Short problem. Reproduce all the lines exactly as they stand, apart from the pictures.

Data provided.
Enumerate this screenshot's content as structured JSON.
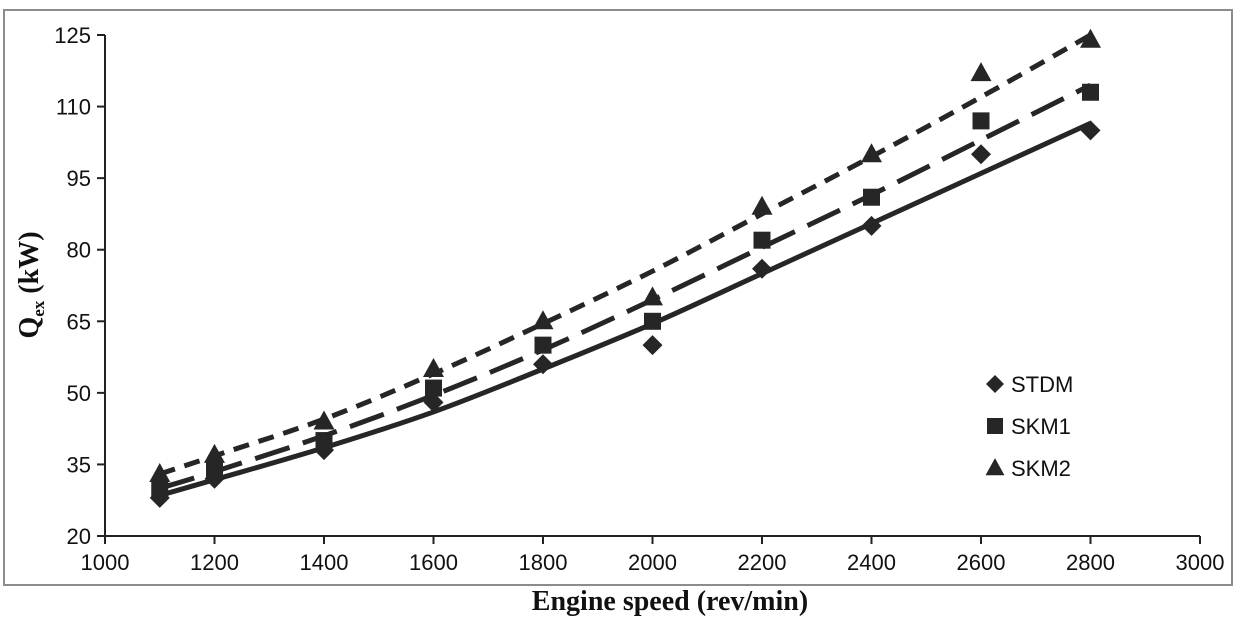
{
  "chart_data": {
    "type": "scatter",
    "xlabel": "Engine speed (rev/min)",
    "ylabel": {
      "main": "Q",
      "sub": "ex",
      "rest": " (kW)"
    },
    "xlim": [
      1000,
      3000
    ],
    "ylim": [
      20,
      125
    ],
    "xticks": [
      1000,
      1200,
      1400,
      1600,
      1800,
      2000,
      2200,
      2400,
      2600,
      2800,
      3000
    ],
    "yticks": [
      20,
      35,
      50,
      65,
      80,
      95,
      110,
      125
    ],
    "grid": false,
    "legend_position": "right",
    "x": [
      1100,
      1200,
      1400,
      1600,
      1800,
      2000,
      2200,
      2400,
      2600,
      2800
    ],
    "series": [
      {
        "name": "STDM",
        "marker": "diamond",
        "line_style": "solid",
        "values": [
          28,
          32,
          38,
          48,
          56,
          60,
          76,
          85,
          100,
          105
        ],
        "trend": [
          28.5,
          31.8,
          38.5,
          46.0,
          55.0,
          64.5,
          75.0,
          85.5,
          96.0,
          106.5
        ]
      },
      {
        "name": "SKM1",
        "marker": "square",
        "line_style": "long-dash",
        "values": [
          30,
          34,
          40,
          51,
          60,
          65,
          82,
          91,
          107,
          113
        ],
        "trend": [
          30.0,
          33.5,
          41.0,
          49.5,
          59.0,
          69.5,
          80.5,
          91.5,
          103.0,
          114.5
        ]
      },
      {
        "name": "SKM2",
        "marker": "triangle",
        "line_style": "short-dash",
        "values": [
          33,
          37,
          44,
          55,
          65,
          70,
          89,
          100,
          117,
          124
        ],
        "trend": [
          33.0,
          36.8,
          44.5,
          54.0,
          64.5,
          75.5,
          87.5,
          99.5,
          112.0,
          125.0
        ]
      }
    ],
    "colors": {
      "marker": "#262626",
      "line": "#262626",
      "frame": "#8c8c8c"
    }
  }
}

Written solution.
Enumerate this screenshot's content as structured JSON.
{
  "chart_data": {
    "type": "scatter",
    "xlabel": "Engine speed (rev/min)",
    "ylabel": {
      "main": "Q",
      "sub": "ex",
      "rest": " (kW)"
    },
    "xlim": [
      1000,
      3000
    ],
    "ylim": [
      20,
      125
    ],
    "xticks": [
      1000,
      1200,
      1400,
      1600,
      1800,
      2000,
      2200,
      2400,
      2600,
      2800,
      3000
    ],
    "yticks": [
      20,
      35,
      50,
      65,
      80,
      95,
      110,
      125
    ],
    "grid": false,
    "legend_position": "right",
    "x": [
      1100,
      1200,
      1400,
      1600,
      1800,
      2000,
      2200,
      2400,
      2600,
      2800
    ],
    "series": [
      {
        "name": "STDM",
        "marker": "diamond",
        "line_style": "solid",
        "values": [
          28,
          32,
          38,
          48,
          56,
          60,
          76,
          85,
          100,
          105
        ],
        "trend": [
          28.5,
          31.8,
          38.5,
          46.0,
          55.0,
          64.5,
          75.0,
          85.5,
          96.0,
          106.5
        ]
      },
      {
        "name": "SKM1",
        "marker": "square",
        "line_style": "long-dash",
        "values": [
          30,
          34,
          40,
          51,
          60,
          65,
          82,
          91,
          107,
          113
        ],
        "trend": [
          30.0,
          33.5,
          41.0,
          49.5,
          59.0,
          69.5,
          80.5,
          91.5,
          103.0,
          114.5
        ]
      },
      {
        "name": "SKM2",
        "marker": "triangle",
        "line_style": "short-dash",
        "values": [
          33,
          37,
          44,
          55,
          65,
          70,
          89,
          100,
          117,
          124
        ],
        "trend": [
          33.0,
          36.8,
          44.5,
          54.0,
          64.5,
          75.5,
          87.5,
          99.5,
          112.0,
          125.0
        ]
      }
    ],
    "colors": {
      "marker": "#262626",
      "line": "#262626",
      "frame": "#8c8c8c"
    }
  }
}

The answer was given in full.